### AIM OF THE EXERCISE:
If a line in the records below contains the word "推荐育龄人群加强防护", copy it out.

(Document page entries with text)
_ _ _ _ _ _ _

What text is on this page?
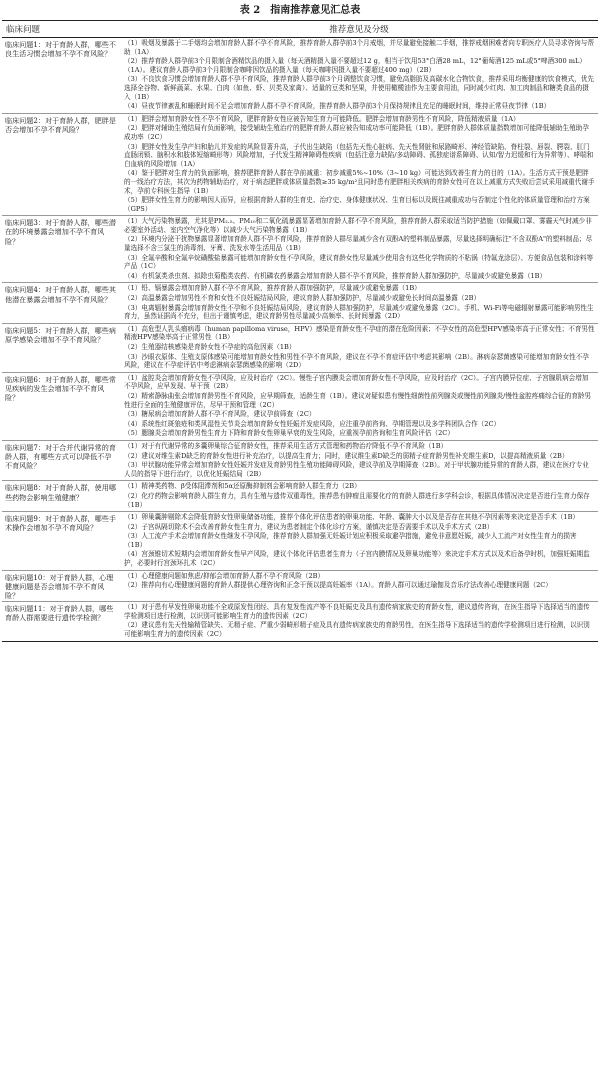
表 2 指南推荐意见汇总表
临床问题	推荐意见及分级
临床问题1：对于育龄人群，哪些不良生活习惯会增加不孕不育风险？	（1）吸烟及暴露于二手烟均会增加育龄人群不孕不育风险，推荐育龄人群孕前3个月戒烟，并尽量避免接触二手烟，推荐戒烟困难者向专职医疗人员寻求咨询与帮助（1A）
（2）推荐育龄人群孕前3个月限制含酒精饮品的摄入量（每天酒精摄入量不要超过12 g，相当于饮用53°白酒28 mL，12°葡萄酒125 mL或5°啤酒300 mL）（1A）。建议育龄人群孕前3个月限制含咖啡因饮品的摄入量（每天咖啡因摄入量不要超过400 mg）（2B）
（3）不良饮食习惯会增加育龄人群不孕不育风险，推荐育龄人群孕前3个月调整饮食习惯，避免高脂肪及高碳水化合物饮食，推荐采用均衡健康的饮食模式，优先选择全谷物、新鲜蔬菜、水果、白肉（如鱼、虾、贝类及家禽）、适量的豆类和坚果，并使用橄榄油作为主要食用油，同时减少红肉、加工肉制品和糖类食品的摄入（1B）
（4）昼夜节律紊乱和睡眠时间不足会增加育龄人群不孕不育风险，推荐育龄人群孕前3个月保持规律且充足的睡眠时间，维持正常昼夜节律（1B）

临床问题2：对于育龄人群，肥胖是否会增加不孕不育风险？	（1）肥胖会增加育龄女性不孕不育风险，肥胖育龄女性应被告知生育力可能降低。肥胖会增加育龄男性不育风险，降低精液质量（1A）
（2）肥胖对辅助生殖结局有负面影响，接受辅助生殖治疗的肥胖育龄人群应被告知成功率可能降低（1B）。肥胖育龄人群体质量指数增加可能降低辅助生殖助孕成功率（2C）
（3）肥胖女性发生孕产妇和胎儿并发症的风险显著升高，子代出生缺陷（包括先天性心脏病、先天性肾脏和尿路畸形、神经管缺陷、脊柱裂、唇裂、腭裂、肛门直肠闭锁、脑积水和肢体短缩畸形等）风险增加，子代发生精神障碍性疾病（包括注意力缺陷/多动障碍、孤独症谱系障碍、认知/智力迟缓和行为异常等）、哮喘和白血病的风险增加（1A）
（4）鉴于肥胖对生育力的负面影响，推荐肥胖育龄人群在孕前减重：初步减重5%~10%（3~10 kg）可能达到改善生育力的目的（1A）。生活方式干预是肥胖的一线治疗方法，其次为药物辅助治疗，对于病态肥胖或体质量指数≥35 kg/m²且同时患有肥胖相关疾病的育龄女性可在以上减重方式失败后尝试采用减重代谢手术，孕前专科医生指导（1B）
（5）肥胖女性生育力的影响因人而异，应根据育龄人群的生育史、治疗史、身体健康状况、生育目标以及既往减重成功与否制定个性化的体质量管理和治疗方案（GPS）

临床问题3：对于育龄人群，哪些潜在的环境暴露会增加不孕不育风险？	（1）大气污染物暴露，尤其是PM₂.₅、PM₁₀和二氧化硫暴露显著增加育龄人群不孕不育风险，推荐育龄人群采取适当防护措施（如佩戴口罩、雾霾天气时减少非必要室外活动、室内空气净化等）以减少大气污染物暴露（1B）
（2）环境内分泌干扰物暴露显著增加育龄人群不孕不育风险，推荐育龄人群尽量减少含有双酚A的塑料制品暴露，尽量选择明确标注"不含双酚A"的塑料制品；尽量选择不含三氯生的消毒剂、牙膏、洗发水等生活用品（1B）
（3）全氟辛酸和全氟辛烷磺酸盐暴露可能增加育龄女性不孕风险，建议育龄女性尽量减少使用含有这些化学物质的不粘锅（特氟龙涂层）、方便食品包装和涂料等产品（1C）
（4）有机氯类杀虫剂、拟除虫菊酯类农药、有机磷农药暴露会增加育龄人群不孕不育风险，推荐育龄人群加强防护，尽量减少或避免暴露（1B）

临床问题4：对于育龄人群，哪些其他潜在暴露会增加不孕不育风险？	（1）铅、镉暴露会增加育龄人群不孕不育风险，推荐育龄人群加强防护，尽量减少或避免暴露（1B）
（2）高温暴露会增加男性不育和女性不良妊娠结局风险，建议育龄人群加强防护，尽量减少或避免长时间高温暴露（2B）
（3）电离辐射暴露会增加育龄女性不孕和不良妊娠结局风险，建议育龄人群加强防护，尽量减少或避免暴露（2C）。手机、Wi-Fi等电磁辐射暴露可能影响男性生育力，虽然证据尚不充分，但出于谨慎考虑，建议育龄男性尽量减少高频率、长时间暴露（2D）

临床问题5：对于育龄人群，哪些病原学感染会增加不孕不育风险？	（1）高危型人乳头瘤病毒（human papilloma viruse，HPV）感染是育龄女性不孕症的潜在危险因素；不孕女性的高危型HPV感染率高于正常女性；不育男性精液HPV感染率高于正常男性（1B）
（2）生殖器结核感染是育龄女性不孕症的高危因素（1B）
（3）沙眼衣原体、生殖支原体感染可能增加育龄女性和男性不孕不育风险，建议在不孕不育症评估中考虑其影响（2B）。淋病奈瑟菌感染可能增加育龄女性不孕风险，建议在不孕症评估中考虑淋病奈瑟菌感染的影响（2D）

临床问题6：对于育龄人群，哪些常见疾病的发生会增加不孕不育风险？	（1）盆腔炎会增加育龄女性不孕风险，应及时治疗（2C）。慢性子宫内膜炎会增加育龄女性不孕风险，应及时治疗（2C）。子宫内膜异位症、子宫腺肌病会增加不孕风险，应早发现、早干预（2B）
（2）精索静脉曲张会增加育龄男性不育风险，应早期筛查，适龄生育（1B）。建议对疑似患有慢性细菌性前列腺炎或慢性前列腺炎/慢性盆腔疼痛综合征的育龄男性进行全面的生殖健康评估，尽早干预和管理（2C）
（3）糖尿病会增加育龄人群不孕不育风险，建议孕前筛查（2C）
（4）系统性红斑狼疮和类风湿性关节炎会增加育龄女性妊娠并发症风险，应注重孕前咨询、孕期管理以及多学科团队合作（2C）
（5）腮腺炎会增加育龄男性生育力下降和育龄女性卵巢早衰的发生风险，应重视孕前咨询和生育风险评估（2C）

临床问题7：对于合并代谢异常的育龄人群，有哪些方式可以降低不孕不育风险？	（1）对于有代谢异常的多囊卵巢综合征育龄女性，推荐采用生活方式管理和药物治疗降低不孕不育风险（1B）
（2）建议对维生素D缺乏的育龄女性进行补充治疗，以提高生育力；同时，建议维生素D缺乏的弱精子症育龄男性补充维生素D，以提高精液质量（2B）
（3）甲状腺功能异常会增加育龄女性妊娠并发症及育龄男性生殖功能障碍风险，建议孕前及孕期筛查（2B）。对于甲状腺功能异常的育龄人群，建议在医疗专业人员的指导下进行治疗，以优化妊娠结局（2B）

临床问题8：对于育龄人群，使用哪些药物会影响生殖健康？	（1）精神类药物、β受体阻滞剂和5α还原酶抑制剂会影响育龄人群生育力（2B）
（2）化疗药物会影响育龄人群生育力，具有生殖与遗传双重毒性，推荐患有肿瘤且需要化疗的育龄人群进行多学科会诊，根据具体情况决定是否进行生育力保存（1B）

临床问题9：对于育龄人群，哪些手术操作会增加不孕不育风险？	（1）卵巢囊肿剔除术会降低育龄女性卵巢储备功能，推荐个体化评估患者的卵巢功能、年龄、囊肿大小以及是否存在其他不孕因素等来决定是否手术（1B）
（2）子宫纵隔切除术不会改善育龄女性生育力，建议为患者制定个体化诊疗方案，谨慎决定是否需要手术以及手术方式（2B）
（3）人工流产手术会增加育龄女性继发不孕风险，推荐育龄人群加强无妊娠计划应积极采取避孕措施，避免非意愿妊娠，减少人工流产对女性生育力的损害（1B）
（4）宫颈锥切术短期内会增加育龄女性早产风险，建议个体化评估患者生育力（子宫内膜情况及卵巢功能等）来决定手术方式以及术后备孕时机，加强妊娠期监护，必要时行宫颈环扎术（2C）

临床问题10：对于育龄人群，心理健康问题是否会增加不孕不育风险？	（1）心理健康问题如焦虑/抑郁会增加育龄人群不孕不育风险（2B）
（2）推荐向有心理健康问题的育龄人群提供心理咨询和正念干预以提高妊娠率（1A）。育龄人群可以通过瑜伽及音乐疗法改善心理健康问题（2C）

临床问题11：对于育龄人群，哪些育龄人群需要进行遗传学检测？	（1）对于患有早发性卵巢功能不全或原发性闭经、具有复发性流产等不良妊娠史及具有遗传病家族史的育龄女性，建议遗传咨询，在医生指导下选择适当的遗传学检测项目进行检测，以识别可能影响生育力的遗传因素（2C）
（2）建议患有先天性输精管缺失、无精子症、严重少弱畸形精子症及具有遗传病家族史的育龄男性，在医生指导下选择适当的遗传学检测项目进行检测，以识别可能影响生育力的遗传因素（2C）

_ _ _ _ _ _ _

### EXPECTED ANSWER:
（4）有机氯类杀虫剂、拟除虫菊酯类农药、有机磷农药暴露会增加育龄人群不孕不育风险，推荐育龄人群加强防护，尽量减少或避免暴露（1B）
临床问题4：对于育龄人群，哪些其他潜在暴露会增加不孕不育风险？	（1）铅、镉暴露会增加育龄人群不孕不育风险，推荐育龄人群加强防护，尽量减少或避免暴露（1B）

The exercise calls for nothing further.